# Problem
Collect all lines from the records below that include the word "полностью".
-- START --
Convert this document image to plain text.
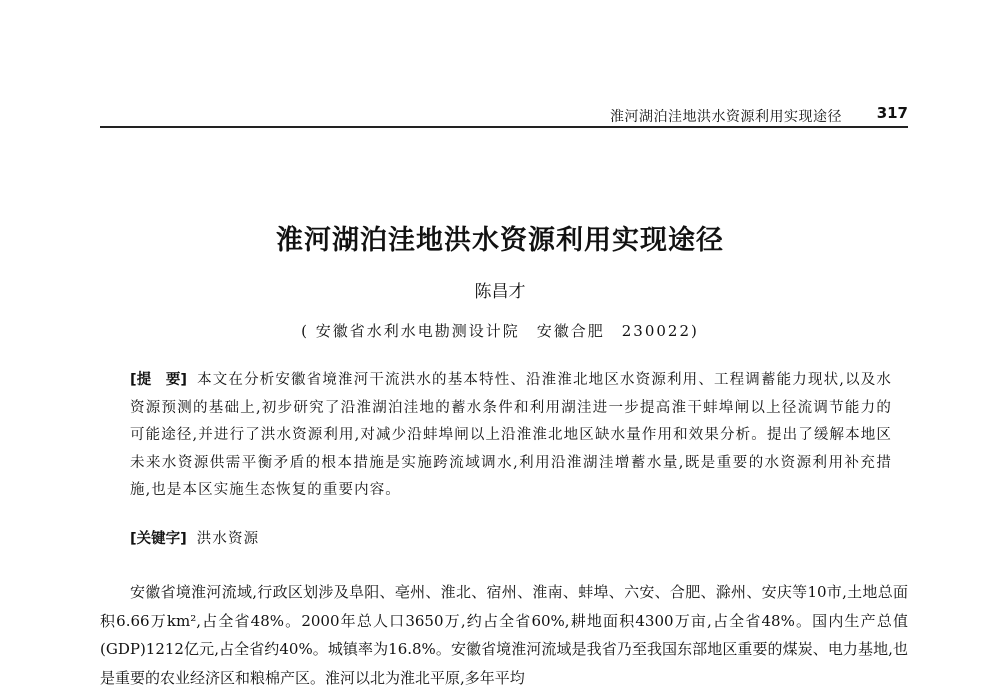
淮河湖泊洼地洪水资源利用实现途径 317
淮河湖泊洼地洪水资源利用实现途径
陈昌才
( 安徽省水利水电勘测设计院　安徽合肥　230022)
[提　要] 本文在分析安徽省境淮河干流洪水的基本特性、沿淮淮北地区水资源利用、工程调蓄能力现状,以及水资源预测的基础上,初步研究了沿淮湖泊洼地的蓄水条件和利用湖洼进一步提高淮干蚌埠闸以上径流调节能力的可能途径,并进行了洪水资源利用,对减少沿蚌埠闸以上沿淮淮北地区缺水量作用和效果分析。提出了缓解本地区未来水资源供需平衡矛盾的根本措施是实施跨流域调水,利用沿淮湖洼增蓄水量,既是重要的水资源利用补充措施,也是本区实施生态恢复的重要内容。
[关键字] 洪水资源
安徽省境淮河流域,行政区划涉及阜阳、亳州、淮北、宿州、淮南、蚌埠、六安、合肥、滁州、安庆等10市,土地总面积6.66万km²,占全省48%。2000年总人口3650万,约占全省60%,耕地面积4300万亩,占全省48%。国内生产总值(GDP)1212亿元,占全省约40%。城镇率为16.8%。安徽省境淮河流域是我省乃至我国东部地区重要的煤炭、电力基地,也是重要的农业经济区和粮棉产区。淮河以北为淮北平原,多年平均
-- END --
-- START --
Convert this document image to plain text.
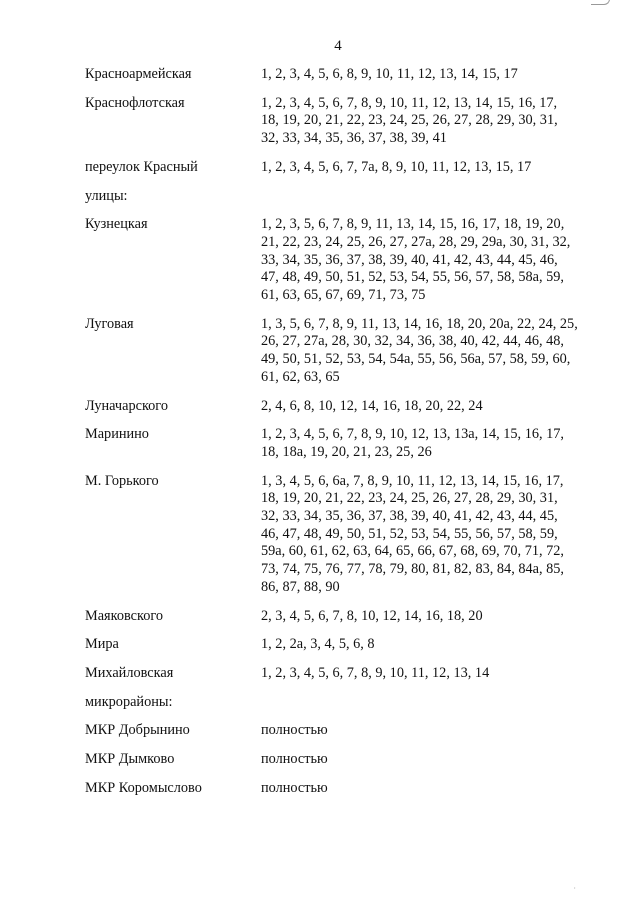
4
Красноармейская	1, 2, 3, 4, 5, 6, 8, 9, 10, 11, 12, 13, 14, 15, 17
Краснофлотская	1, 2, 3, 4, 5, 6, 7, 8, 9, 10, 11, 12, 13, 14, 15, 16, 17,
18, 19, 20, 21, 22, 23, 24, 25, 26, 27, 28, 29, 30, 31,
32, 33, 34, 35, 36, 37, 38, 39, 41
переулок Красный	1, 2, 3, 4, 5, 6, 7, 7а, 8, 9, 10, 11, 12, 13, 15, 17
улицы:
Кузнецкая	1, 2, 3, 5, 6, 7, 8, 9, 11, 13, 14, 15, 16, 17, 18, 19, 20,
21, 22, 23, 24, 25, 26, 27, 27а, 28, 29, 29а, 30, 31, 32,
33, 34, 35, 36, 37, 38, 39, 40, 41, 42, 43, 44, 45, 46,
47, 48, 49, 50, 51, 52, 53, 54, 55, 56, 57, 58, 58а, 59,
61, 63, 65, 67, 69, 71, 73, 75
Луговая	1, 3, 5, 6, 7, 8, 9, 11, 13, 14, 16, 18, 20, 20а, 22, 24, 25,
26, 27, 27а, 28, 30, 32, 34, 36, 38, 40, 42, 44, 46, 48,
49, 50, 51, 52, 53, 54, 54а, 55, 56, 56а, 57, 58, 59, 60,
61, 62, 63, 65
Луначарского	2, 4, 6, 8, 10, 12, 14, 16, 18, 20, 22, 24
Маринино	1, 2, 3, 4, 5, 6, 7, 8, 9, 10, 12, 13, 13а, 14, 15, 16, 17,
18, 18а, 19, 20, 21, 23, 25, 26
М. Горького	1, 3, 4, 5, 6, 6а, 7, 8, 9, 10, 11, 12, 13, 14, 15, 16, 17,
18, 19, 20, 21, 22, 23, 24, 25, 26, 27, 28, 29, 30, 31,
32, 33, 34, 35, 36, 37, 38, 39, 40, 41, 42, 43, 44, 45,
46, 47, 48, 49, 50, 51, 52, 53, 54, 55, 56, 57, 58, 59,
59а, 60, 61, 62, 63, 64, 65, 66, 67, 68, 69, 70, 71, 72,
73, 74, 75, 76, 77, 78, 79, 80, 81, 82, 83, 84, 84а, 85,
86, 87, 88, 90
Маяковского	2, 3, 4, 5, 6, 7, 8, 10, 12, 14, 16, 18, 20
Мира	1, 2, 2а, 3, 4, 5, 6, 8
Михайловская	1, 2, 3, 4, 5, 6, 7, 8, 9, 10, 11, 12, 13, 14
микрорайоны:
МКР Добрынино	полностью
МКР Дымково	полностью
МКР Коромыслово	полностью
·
-- END --
# Output for this task
МКР Добрынино	полностью
МКР Дымково	полностью
МКР Коромыслово	полностью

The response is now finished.